> WRITTEN INSTRUCTION
List every defendant named in the court opinion excerpt.

> TEXT EXTRACT
::::

IN THE UNITED STATES DISTRICT COURT FOR THE MIDDLE DISTRICT OF PENNSYLVANIA
September 28, 2011
MELANIE M. MANNING,
JAMES J. HAGGERTY; JASON HOLLY; MENECHEM GANSBURG; AND TABACALERA REPUBLICA, INC., DEFENDANTS
The opinion of the court was delivered by: Judge Munley
Before the court is defendants' motion to dismiss. (Doc. 5). Also before the court is plaintiff's competing motions to amend her complaint, join an additional plaintiff, and disqualify defendants' attorney. (Doc. 23). Having been fully briefed, the matter is ripe for disposition.

::::

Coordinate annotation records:
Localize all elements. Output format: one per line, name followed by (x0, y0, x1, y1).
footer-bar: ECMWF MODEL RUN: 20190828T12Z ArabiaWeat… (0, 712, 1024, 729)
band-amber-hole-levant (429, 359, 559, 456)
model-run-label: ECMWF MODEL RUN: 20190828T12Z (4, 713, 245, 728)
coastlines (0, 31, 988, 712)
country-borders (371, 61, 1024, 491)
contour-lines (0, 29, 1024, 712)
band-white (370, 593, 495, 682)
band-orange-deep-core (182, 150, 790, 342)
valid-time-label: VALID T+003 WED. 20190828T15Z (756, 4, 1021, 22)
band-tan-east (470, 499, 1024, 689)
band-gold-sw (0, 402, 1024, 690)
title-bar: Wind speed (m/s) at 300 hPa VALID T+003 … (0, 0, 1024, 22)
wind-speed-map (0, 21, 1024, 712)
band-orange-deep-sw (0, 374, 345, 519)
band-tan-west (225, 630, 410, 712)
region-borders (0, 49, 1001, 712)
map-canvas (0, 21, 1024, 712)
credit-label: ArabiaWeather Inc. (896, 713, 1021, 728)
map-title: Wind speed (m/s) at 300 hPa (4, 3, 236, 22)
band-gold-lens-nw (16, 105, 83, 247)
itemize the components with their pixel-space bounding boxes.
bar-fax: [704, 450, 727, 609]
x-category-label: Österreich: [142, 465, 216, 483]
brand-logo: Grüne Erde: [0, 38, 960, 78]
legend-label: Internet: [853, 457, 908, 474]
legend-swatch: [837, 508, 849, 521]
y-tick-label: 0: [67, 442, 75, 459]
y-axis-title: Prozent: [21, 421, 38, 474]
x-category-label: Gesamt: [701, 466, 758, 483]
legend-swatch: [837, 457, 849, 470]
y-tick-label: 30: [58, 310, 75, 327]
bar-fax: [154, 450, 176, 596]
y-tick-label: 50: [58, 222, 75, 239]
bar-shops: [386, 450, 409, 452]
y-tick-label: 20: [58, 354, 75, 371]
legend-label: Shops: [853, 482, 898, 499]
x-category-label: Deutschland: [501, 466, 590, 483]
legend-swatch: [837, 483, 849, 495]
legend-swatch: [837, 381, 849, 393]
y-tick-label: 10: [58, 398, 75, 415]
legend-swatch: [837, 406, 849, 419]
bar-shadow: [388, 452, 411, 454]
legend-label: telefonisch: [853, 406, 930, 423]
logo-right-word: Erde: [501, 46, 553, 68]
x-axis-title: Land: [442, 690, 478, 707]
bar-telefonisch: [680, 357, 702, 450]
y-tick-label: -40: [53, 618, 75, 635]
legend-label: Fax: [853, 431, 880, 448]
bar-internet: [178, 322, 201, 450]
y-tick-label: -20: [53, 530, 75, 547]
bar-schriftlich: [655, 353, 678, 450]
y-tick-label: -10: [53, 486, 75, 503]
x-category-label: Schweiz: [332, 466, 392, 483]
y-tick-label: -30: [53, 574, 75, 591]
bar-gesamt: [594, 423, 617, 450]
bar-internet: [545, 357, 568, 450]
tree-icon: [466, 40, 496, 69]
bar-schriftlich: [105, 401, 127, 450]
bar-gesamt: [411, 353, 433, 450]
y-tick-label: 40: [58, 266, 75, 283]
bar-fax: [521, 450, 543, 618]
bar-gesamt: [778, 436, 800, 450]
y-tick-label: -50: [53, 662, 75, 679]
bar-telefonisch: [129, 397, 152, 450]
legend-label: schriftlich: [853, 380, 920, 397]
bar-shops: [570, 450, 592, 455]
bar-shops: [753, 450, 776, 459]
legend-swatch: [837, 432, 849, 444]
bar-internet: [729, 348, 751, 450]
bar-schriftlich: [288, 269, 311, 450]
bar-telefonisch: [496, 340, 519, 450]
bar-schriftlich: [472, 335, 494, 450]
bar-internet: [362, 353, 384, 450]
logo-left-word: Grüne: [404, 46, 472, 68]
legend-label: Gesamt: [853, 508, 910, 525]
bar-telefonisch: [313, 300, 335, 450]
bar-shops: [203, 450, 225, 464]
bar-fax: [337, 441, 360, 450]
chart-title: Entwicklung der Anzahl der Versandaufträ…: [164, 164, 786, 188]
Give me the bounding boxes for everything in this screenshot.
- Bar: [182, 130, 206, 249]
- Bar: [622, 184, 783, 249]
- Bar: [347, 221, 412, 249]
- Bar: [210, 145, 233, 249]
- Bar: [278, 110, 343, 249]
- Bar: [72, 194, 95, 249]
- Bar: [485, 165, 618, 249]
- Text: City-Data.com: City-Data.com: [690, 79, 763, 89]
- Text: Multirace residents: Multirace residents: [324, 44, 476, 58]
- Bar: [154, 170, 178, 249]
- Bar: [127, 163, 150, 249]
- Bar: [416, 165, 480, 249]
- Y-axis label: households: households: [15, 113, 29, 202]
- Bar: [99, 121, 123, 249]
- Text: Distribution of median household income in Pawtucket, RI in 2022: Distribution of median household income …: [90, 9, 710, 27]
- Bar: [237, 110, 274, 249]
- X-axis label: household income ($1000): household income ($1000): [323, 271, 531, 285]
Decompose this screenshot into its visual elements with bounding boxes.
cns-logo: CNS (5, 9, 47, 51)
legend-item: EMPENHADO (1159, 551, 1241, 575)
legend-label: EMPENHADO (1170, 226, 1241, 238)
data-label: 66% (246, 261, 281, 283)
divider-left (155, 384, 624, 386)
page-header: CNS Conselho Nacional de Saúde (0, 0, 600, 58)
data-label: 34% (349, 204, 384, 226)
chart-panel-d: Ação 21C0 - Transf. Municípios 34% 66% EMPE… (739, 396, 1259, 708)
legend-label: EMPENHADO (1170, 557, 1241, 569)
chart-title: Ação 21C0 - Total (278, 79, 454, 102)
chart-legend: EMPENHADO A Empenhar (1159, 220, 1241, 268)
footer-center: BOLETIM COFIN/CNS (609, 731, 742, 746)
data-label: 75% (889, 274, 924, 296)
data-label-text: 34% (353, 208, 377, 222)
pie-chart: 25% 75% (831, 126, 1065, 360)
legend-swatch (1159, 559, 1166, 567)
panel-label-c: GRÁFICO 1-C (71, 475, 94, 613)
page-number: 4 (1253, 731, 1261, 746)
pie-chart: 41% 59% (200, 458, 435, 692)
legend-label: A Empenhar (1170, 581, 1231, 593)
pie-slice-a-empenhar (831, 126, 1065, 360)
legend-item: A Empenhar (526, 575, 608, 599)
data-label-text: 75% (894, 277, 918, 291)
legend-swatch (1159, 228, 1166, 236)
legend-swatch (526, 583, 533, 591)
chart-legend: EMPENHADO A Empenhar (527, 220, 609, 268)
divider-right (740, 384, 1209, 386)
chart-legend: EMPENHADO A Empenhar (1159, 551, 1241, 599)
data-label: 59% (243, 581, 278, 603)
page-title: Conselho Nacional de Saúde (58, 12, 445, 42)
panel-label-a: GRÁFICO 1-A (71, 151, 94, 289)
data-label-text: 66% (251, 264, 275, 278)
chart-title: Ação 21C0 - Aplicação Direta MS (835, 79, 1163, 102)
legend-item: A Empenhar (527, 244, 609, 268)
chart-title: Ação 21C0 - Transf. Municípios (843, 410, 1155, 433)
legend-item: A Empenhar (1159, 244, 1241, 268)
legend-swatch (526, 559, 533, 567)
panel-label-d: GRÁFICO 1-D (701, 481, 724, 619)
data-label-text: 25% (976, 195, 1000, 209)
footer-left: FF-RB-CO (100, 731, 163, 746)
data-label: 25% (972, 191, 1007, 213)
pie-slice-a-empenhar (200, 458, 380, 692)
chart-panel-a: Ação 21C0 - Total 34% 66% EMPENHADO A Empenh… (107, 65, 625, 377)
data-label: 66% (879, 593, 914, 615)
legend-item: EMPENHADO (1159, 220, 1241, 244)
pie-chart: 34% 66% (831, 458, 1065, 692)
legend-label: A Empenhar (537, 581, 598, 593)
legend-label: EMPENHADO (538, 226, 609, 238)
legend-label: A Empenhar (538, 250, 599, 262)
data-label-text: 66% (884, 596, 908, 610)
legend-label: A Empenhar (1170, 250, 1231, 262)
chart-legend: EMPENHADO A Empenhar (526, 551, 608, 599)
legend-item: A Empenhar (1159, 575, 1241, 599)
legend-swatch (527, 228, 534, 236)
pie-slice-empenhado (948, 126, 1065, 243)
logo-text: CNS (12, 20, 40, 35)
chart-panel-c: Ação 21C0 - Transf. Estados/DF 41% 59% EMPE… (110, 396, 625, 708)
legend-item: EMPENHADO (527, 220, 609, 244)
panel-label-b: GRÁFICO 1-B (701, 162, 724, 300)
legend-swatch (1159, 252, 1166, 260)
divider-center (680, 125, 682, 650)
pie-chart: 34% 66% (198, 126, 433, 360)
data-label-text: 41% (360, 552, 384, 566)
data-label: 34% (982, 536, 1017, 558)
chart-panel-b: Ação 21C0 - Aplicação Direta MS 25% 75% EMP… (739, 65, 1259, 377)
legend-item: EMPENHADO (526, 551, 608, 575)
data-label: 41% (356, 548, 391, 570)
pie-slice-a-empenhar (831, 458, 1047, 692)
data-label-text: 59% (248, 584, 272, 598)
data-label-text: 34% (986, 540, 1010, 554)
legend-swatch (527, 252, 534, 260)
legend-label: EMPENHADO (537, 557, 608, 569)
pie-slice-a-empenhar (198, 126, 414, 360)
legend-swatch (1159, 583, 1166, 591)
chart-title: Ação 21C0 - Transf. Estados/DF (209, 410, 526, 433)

::::

> ANSWER FOR THIS EXERCISE
James J. Haggerty
Jason Holly
Menechem Gansburg
Tabacalera Republica, Inc.